Count how many lines hold the word "have" and give that number as the whole answer.
+++ Data excerpts
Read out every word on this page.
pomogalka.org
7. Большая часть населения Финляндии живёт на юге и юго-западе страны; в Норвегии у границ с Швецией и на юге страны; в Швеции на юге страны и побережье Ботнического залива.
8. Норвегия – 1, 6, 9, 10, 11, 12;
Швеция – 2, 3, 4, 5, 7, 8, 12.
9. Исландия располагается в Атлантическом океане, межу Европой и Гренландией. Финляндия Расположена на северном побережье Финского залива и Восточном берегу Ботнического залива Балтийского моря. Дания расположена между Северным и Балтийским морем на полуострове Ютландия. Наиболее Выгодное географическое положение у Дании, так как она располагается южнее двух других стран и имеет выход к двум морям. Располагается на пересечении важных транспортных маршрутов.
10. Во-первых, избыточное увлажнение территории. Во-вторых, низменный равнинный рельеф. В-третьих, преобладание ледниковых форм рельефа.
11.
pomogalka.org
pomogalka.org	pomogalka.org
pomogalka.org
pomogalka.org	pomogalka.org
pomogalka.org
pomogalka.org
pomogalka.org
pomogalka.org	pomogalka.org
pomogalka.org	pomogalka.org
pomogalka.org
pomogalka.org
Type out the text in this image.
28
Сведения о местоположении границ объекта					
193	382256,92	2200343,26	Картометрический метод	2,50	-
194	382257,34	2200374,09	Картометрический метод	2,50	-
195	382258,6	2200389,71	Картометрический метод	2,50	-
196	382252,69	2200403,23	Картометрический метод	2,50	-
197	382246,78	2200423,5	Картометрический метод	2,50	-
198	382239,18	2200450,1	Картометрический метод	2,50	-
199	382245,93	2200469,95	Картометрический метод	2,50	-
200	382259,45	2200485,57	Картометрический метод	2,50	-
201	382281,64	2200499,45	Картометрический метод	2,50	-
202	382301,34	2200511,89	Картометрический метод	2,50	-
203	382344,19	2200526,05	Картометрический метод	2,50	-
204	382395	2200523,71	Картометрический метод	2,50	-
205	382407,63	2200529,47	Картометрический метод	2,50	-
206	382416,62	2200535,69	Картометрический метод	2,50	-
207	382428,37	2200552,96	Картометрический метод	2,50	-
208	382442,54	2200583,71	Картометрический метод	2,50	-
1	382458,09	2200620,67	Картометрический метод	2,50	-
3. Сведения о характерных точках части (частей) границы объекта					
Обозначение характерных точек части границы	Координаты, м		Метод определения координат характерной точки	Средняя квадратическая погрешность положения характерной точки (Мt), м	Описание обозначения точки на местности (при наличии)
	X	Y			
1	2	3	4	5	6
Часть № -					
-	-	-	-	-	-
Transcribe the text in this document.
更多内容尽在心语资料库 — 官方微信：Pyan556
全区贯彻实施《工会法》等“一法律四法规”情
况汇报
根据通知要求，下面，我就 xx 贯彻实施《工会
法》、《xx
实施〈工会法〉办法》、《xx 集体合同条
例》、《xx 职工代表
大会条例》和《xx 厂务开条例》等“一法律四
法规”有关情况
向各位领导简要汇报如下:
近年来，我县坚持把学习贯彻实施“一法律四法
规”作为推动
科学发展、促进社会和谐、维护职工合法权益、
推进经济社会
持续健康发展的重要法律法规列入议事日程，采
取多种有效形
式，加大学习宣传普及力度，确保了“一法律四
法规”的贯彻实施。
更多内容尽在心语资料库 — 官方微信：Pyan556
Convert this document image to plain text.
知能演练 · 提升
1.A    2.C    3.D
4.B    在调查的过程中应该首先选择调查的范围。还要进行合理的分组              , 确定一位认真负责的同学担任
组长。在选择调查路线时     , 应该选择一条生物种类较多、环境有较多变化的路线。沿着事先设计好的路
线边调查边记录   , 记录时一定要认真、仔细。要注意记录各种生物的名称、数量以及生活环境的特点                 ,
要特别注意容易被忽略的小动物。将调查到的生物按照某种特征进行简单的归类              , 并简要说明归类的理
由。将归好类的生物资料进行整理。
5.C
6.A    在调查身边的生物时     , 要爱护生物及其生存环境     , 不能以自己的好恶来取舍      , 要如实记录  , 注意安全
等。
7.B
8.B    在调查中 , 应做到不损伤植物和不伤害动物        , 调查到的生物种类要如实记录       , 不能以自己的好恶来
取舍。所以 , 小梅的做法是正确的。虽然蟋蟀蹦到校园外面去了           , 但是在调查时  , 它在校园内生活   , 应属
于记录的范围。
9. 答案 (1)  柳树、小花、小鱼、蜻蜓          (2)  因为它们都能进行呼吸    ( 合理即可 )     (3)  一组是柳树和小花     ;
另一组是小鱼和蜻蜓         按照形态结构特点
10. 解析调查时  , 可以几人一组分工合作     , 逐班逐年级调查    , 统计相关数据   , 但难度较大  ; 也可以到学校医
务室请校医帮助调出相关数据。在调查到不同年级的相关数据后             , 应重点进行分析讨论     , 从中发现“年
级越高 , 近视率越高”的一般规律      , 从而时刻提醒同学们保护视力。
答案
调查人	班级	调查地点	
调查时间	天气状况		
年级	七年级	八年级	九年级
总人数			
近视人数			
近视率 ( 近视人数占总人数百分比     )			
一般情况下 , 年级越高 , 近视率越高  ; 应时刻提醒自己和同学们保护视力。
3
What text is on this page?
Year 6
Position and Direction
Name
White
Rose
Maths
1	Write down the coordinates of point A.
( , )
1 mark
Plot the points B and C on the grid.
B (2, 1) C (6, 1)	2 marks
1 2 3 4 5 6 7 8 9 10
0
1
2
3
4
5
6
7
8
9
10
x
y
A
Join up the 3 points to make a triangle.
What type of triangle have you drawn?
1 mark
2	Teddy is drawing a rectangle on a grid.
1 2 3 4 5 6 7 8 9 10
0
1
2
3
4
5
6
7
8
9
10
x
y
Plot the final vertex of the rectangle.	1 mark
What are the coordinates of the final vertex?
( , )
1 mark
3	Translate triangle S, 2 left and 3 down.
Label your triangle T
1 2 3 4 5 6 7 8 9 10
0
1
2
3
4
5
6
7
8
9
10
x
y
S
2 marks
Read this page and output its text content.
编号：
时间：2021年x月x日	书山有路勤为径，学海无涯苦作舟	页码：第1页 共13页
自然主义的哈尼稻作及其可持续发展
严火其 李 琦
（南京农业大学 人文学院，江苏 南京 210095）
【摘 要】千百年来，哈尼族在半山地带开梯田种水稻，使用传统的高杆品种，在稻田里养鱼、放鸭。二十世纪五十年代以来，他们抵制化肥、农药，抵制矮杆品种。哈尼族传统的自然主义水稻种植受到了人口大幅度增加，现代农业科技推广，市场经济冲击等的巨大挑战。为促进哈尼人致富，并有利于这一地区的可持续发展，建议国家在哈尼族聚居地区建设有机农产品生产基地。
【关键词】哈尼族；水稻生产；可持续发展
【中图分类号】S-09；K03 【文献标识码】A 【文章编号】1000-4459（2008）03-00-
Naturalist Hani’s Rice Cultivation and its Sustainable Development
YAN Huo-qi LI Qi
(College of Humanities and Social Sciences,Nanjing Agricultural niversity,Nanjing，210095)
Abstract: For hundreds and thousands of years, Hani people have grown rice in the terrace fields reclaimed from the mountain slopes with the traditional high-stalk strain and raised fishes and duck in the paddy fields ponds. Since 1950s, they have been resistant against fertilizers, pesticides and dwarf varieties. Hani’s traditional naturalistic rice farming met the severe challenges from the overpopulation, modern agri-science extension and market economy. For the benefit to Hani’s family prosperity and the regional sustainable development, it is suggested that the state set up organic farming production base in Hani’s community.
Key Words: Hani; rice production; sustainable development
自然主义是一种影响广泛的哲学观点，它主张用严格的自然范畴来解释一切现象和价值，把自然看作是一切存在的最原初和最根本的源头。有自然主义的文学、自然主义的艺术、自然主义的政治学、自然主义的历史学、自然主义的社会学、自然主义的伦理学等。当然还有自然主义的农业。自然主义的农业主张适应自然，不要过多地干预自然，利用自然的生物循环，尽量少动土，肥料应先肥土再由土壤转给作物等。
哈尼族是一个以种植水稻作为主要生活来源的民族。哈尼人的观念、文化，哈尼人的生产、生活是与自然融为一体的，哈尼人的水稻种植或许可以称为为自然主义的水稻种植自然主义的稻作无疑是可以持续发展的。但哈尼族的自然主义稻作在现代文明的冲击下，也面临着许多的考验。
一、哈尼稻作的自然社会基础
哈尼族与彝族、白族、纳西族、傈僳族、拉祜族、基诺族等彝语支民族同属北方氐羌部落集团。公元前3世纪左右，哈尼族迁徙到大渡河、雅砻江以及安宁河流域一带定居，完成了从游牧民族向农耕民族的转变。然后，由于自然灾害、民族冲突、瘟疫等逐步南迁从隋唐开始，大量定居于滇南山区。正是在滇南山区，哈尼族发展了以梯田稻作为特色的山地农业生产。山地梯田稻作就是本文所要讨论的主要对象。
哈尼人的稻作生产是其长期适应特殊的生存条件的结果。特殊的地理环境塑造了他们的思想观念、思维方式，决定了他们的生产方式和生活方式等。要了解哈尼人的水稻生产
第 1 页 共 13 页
++++++
## Written answer
2